**PROBLEM STATEMENT**
Keep only the lines that hold the string "JSON", filtering out the rest of the entries below.

**LISTING**
::::::::::

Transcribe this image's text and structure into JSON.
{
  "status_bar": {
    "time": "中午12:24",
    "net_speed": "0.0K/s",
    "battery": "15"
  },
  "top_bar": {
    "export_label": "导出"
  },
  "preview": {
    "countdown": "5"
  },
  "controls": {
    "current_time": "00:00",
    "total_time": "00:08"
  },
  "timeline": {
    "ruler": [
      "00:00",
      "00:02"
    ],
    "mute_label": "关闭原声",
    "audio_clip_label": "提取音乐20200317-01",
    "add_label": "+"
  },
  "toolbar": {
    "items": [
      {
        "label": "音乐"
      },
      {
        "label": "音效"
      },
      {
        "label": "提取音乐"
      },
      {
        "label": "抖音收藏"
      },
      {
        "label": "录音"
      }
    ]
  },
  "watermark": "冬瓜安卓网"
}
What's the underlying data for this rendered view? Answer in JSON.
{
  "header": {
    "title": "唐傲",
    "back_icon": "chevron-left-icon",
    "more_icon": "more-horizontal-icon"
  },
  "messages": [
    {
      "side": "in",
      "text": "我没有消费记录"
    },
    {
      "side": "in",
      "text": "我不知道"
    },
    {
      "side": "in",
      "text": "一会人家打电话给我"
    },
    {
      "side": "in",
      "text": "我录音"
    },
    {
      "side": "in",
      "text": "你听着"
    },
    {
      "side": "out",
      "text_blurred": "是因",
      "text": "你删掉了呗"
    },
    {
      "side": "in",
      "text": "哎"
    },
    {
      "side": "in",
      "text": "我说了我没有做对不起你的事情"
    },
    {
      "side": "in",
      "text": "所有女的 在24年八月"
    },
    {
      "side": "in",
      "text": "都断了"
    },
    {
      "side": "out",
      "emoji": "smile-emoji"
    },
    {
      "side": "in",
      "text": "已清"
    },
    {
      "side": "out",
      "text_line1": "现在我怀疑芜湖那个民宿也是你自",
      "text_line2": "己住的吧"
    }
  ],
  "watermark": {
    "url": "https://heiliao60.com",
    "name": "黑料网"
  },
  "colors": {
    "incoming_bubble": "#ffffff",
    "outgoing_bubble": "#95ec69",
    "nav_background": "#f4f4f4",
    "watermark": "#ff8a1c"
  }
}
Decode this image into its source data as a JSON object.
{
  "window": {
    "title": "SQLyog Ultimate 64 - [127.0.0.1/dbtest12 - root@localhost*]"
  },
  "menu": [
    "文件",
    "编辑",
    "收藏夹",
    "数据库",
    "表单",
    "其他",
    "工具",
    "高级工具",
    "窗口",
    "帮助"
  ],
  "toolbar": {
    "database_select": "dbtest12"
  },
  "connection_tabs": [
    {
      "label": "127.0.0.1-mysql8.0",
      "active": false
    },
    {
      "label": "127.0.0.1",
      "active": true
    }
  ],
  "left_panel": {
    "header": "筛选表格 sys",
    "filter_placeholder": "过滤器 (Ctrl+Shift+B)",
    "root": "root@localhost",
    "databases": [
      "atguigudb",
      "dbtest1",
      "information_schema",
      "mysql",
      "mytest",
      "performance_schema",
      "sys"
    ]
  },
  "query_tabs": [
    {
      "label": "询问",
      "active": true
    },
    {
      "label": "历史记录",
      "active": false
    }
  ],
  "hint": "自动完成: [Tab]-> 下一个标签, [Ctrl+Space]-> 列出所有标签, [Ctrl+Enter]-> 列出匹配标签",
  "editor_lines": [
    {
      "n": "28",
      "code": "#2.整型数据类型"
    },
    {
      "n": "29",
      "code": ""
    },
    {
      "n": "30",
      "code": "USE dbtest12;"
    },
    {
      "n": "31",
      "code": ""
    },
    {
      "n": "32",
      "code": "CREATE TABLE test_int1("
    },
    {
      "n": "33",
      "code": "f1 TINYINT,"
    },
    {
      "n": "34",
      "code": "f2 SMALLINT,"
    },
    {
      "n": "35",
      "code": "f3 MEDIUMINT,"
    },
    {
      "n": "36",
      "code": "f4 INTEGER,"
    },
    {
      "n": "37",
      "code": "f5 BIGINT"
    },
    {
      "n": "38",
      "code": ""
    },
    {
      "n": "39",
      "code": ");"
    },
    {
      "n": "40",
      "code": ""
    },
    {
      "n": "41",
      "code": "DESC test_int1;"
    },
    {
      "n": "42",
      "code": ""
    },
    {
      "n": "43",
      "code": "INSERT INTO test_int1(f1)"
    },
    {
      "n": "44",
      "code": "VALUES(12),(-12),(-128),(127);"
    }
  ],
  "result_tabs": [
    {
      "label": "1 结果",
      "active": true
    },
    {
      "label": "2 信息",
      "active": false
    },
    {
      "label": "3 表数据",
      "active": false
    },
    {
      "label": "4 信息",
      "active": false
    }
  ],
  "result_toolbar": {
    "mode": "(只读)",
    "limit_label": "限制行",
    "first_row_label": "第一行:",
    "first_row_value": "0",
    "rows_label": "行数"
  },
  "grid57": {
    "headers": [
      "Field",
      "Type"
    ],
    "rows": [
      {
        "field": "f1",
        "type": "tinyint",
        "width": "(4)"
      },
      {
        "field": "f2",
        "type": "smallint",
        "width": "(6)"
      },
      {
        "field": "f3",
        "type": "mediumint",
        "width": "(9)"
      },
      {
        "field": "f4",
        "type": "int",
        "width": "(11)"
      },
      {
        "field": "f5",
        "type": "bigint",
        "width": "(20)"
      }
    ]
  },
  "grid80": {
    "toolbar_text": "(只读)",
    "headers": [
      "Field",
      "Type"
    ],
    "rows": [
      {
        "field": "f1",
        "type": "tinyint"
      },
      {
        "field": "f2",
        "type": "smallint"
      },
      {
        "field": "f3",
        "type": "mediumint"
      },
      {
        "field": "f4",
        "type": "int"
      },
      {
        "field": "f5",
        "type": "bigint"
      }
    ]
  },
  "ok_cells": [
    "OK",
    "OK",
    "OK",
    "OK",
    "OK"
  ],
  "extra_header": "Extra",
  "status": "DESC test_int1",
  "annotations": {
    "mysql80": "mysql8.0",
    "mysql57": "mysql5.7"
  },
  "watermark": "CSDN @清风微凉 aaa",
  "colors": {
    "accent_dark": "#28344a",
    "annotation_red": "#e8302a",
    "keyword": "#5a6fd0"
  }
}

::::::::::

**SOLUTION TO THIS TASK**
Transcribe this image's text and structure into JSON.
What's the underlying data for this rendered view? Answer in JSON.
Decode this image into its source data as a JSON object.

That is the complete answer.